[Data entries]
☆ ☆ ☆

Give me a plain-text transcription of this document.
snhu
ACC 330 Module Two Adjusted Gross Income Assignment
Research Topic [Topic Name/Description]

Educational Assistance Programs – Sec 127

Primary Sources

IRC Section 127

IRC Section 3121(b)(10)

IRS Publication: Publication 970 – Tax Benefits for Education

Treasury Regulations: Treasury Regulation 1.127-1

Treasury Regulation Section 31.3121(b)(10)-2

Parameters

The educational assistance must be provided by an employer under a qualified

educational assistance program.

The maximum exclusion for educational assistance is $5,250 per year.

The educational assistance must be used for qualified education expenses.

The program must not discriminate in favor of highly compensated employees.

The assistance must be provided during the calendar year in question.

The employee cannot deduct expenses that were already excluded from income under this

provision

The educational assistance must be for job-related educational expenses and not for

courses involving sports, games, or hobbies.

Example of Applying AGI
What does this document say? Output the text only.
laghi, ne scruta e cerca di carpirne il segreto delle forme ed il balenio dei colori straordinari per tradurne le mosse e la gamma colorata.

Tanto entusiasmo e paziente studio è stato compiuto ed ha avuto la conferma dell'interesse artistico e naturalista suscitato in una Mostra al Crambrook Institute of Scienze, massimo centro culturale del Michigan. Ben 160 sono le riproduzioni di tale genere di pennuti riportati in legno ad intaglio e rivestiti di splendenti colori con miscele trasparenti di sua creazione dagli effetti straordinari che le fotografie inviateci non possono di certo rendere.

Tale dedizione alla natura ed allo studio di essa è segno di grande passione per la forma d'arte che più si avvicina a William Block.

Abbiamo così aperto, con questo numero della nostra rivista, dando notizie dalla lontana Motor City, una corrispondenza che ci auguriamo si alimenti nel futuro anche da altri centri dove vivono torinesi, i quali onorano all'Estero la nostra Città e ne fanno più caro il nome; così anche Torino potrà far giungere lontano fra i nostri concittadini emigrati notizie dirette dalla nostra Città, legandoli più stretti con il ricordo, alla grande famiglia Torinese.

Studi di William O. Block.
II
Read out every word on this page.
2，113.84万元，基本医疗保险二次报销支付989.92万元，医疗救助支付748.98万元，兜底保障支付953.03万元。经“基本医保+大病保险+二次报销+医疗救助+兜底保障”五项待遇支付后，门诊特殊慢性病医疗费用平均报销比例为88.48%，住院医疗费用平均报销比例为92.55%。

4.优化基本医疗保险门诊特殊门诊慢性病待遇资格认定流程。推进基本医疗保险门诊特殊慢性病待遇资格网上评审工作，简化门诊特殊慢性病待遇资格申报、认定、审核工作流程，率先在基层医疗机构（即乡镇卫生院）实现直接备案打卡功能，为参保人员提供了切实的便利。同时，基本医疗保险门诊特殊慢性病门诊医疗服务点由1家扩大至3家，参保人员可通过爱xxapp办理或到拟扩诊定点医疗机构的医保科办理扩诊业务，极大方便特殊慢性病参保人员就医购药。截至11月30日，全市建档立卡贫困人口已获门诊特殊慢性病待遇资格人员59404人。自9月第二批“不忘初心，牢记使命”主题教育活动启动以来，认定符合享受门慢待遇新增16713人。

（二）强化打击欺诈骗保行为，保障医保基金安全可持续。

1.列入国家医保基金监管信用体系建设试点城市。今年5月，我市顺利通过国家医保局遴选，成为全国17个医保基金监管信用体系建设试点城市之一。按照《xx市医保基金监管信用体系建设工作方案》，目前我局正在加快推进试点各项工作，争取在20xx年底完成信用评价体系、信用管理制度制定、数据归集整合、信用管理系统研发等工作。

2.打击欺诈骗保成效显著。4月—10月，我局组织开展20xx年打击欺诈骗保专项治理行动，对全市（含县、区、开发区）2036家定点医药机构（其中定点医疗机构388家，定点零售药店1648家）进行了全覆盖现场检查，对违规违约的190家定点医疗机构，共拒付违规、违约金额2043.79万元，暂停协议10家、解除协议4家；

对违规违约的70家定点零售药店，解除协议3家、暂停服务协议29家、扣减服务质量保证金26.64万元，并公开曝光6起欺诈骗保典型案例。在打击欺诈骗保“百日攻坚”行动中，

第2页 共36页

☆ ☆ ☆

(GIVEN REQUEST):
Show all lines above holding "document".

(EXERCISE RESPONSE):
Give me a plain-text transcription of this document.
What does this document say? Output the text only.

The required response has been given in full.